=== Data excerpts ===

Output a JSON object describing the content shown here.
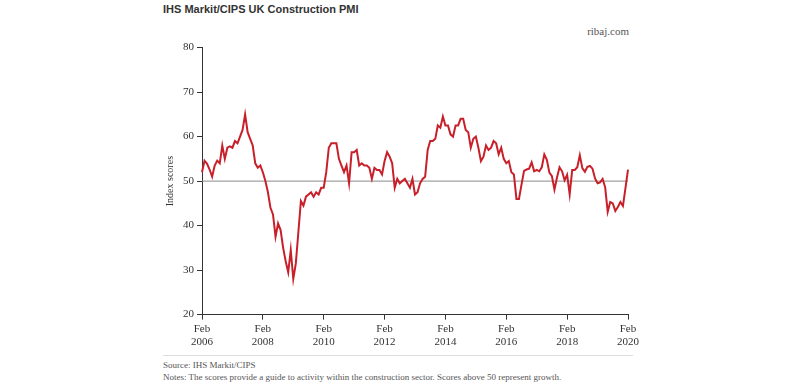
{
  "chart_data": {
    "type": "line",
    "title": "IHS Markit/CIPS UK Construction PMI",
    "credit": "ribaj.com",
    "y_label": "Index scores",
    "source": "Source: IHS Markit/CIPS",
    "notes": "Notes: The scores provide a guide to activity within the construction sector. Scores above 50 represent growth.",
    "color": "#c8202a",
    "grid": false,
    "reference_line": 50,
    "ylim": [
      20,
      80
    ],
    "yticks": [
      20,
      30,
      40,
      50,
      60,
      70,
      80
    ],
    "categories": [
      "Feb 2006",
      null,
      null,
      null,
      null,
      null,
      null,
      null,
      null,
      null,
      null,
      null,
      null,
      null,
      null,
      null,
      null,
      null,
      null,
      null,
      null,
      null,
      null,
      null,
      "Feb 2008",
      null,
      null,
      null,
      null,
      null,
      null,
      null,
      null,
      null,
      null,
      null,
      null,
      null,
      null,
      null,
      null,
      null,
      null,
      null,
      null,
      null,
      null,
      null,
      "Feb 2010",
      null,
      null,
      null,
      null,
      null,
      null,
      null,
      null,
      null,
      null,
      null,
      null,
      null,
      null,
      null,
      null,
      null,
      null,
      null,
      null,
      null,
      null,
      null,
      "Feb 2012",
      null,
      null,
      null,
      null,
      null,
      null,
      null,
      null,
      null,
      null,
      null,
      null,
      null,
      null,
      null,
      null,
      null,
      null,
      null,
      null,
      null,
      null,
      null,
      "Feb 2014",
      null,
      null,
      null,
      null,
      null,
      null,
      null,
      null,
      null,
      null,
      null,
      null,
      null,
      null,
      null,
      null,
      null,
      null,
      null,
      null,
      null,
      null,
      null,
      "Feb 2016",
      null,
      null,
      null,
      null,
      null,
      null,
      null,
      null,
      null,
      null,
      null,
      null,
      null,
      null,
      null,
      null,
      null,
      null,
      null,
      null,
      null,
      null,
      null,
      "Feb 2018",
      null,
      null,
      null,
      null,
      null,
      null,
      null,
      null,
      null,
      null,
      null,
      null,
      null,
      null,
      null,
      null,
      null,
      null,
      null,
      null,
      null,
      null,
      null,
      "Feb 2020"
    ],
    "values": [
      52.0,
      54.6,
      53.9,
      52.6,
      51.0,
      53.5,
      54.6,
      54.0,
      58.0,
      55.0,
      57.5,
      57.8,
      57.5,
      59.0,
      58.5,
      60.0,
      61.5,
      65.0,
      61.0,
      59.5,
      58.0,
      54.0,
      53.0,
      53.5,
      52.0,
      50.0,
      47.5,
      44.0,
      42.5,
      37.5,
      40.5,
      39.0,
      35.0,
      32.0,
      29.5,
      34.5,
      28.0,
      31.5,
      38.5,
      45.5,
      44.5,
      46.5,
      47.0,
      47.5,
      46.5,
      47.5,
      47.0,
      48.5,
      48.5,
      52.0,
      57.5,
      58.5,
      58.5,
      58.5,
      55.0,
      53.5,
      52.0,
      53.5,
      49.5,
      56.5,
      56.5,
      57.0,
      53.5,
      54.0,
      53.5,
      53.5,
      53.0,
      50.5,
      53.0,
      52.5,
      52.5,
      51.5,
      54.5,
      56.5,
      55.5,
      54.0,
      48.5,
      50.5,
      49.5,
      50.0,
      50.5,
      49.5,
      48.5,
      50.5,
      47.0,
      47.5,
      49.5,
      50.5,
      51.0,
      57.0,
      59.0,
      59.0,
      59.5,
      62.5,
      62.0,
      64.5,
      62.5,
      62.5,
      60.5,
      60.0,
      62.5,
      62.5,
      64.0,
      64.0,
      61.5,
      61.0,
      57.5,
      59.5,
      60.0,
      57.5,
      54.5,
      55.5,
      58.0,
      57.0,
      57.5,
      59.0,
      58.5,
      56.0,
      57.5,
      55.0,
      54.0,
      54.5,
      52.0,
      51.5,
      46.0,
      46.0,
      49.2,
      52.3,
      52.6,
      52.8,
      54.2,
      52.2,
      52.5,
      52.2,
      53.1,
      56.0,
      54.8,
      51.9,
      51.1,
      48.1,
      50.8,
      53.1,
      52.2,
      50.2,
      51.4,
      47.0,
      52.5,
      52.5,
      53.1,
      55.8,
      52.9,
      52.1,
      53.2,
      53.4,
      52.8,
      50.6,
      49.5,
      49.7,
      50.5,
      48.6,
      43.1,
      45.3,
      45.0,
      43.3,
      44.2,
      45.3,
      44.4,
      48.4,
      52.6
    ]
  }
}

===

**Task details:**
Look through the material above and work out how many of its lines contain "Markit". State the number only.

**Completed task:**
2